- Work required
Output every entry exactly as written.

--- START OF Task material ---

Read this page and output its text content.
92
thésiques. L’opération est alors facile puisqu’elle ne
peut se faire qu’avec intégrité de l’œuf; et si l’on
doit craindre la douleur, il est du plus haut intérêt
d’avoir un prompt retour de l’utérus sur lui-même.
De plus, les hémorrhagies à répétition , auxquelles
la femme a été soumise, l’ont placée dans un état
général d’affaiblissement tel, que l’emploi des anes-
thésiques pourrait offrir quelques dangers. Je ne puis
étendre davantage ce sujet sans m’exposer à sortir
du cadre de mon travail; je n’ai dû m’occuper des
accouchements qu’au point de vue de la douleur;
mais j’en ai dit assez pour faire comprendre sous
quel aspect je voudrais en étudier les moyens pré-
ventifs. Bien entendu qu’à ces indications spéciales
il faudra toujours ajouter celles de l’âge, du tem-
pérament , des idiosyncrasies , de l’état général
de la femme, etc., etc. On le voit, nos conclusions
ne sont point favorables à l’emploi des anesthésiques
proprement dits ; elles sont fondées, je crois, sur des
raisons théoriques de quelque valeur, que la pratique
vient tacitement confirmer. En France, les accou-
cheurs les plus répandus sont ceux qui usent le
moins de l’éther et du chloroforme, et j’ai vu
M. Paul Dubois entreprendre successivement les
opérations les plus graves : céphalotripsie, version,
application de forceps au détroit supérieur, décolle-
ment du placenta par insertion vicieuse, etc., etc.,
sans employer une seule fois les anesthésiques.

--- END OF Task material ---

- Result of the exercise
Read this page and output its text content.
92
thésiques. L’opération est alors facile puisqu’elle ne
peut se faire qu’avec intégrité de l’œuf; et si l’on
doit craindre la douleur, il est du plus haut intérêt
d’avoir un prompt retour de l’utérus sur lui-même.
De plus, les hémorrhagies à répétition , auxquelles
la femme a été soumise, l’ont placée dans un état
général d’affaiblissement tel, que l’emploi des anes-
thésiques pourrait offrir quelques dangers. Je ne puis
étendre davantage ce sujet sans m’exposer à sortir
du cadre de mon travail; je n’ai dû m’occuper des
accouchements qu’au point de vue de la douleur;
mais j’en ai dit assez pour faire comprendre sous
quel aspect je voudrais en étudier les moyens pré-
ventifs. Bien entendu qu’à ces indications spéciales
il faudra toujours ajouter celles de l’âge, du tem-
pérament , des idiosyncrasies , de l’état général
de la femme, etc., etc. On le voit, nos conclusions
ne sont point favorables à l’emploi des anesthésiques
proprement dits ; elles sont fondées, je crois, sur des
raisons théoriques de quelque valeur, que la pratique
vient tacitement confirmer. En France, les accou-
cheurs les plus répandus sont ceux qui usent le
moins de l’éther et du chloroforme, et j’ai vu
M. Paul Dubois entreprendre successivement les
opérations les plus graves : céphalotripsie, version,
application de forceps au détroit supérieur, décolle-
ment du placenta par insertion vicieuse, etc., etc.,
sans employer une seule fois les anesthésiques.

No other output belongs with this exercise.